Your objective — What is the number of lines containing "criando"? Give only that number.

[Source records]
☆ ☆ ☆

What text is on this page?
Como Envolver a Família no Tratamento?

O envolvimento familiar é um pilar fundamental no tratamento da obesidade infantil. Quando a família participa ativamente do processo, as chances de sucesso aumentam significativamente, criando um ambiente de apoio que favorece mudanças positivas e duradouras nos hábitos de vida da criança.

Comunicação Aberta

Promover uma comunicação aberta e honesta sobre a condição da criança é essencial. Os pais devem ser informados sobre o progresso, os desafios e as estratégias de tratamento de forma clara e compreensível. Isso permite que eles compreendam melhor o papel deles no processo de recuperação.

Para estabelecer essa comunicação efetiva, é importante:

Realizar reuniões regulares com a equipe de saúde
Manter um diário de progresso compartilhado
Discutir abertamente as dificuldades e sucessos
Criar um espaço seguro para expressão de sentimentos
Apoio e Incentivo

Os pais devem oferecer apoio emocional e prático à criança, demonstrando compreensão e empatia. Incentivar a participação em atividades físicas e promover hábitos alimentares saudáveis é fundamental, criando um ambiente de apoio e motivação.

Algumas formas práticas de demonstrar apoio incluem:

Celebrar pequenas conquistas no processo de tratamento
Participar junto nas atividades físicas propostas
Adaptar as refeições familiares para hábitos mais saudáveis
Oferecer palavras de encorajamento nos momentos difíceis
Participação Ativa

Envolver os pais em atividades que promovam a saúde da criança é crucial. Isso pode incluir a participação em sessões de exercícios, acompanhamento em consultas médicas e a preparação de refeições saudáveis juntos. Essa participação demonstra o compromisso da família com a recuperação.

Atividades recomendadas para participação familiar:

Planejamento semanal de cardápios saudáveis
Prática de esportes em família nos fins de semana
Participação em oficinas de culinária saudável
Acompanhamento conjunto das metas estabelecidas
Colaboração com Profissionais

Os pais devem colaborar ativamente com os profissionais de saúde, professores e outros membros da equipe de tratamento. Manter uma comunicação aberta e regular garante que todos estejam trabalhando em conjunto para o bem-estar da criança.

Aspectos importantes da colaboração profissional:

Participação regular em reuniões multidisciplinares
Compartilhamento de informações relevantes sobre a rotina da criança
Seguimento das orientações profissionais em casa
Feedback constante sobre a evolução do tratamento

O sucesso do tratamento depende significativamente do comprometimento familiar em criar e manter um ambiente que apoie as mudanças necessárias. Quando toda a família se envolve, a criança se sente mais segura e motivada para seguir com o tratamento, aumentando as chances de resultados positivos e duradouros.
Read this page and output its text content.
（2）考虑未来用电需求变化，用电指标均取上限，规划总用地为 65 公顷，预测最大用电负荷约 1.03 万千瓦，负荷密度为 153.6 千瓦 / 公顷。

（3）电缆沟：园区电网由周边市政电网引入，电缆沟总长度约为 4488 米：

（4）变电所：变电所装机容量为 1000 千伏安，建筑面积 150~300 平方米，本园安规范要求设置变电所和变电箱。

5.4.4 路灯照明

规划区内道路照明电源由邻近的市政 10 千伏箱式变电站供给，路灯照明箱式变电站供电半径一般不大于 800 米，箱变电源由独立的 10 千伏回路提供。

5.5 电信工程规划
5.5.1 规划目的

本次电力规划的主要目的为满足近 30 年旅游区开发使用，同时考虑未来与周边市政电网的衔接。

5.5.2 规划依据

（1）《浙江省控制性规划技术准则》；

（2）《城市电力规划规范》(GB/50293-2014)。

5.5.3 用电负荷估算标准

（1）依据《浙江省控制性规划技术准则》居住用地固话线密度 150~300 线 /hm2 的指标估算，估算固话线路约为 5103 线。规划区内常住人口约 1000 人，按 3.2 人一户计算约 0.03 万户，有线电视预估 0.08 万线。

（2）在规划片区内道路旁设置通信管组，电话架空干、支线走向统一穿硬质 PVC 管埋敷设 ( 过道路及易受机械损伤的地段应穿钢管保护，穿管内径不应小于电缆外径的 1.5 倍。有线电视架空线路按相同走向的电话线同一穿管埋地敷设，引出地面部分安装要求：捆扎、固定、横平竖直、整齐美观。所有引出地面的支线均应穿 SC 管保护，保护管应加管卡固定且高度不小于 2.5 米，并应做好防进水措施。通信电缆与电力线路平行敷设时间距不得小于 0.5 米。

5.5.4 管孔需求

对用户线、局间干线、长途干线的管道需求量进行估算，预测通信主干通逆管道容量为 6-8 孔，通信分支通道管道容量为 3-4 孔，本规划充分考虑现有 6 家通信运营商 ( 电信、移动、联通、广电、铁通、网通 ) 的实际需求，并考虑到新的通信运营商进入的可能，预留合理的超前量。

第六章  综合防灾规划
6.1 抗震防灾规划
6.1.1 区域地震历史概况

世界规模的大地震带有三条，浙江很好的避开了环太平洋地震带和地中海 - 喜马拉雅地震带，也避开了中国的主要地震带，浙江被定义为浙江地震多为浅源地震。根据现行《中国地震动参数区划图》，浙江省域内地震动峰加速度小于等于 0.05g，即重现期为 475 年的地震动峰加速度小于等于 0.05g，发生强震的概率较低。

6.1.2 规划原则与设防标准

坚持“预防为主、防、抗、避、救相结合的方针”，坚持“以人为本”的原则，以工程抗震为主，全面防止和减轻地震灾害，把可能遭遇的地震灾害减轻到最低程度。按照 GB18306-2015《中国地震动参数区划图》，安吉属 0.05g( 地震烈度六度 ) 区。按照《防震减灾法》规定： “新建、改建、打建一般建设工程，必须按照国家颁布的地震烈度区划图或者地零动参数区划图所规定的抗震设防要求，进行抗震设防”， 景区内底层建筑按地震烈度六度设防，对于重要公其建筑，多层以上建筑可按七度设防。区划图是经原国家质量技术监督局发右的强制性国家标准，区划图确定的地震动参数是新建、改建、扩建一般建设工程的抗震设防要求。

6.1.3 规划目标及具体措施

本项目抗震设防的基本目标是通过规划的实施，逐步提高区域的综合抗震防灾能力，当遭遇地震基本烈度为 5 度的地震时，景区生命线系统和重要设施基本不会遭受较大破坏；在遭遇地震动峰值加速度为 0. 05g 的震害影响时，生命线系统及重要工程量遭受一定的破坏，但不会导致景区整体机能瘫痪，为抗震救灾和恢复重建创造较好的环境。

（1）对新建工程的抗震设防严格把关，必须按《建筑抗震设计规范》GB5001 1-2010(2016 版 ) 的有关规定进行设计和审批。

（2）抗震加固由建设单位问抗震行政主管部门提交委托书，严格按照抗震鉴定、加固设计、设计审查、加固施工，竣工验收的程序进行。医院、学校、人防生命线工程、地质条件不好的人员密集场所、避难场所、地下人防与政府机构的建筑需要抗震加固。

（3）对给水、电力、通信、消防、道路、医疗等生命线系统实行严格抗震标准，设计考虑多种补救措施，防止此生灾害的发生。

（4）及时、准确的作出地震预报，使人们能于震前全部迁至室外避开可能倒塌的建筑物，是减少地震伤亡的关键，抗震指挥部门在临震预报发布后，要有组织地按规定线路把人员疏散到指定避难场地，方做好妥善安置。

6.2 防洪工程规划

☆ ☆ ☆

Written answer — 2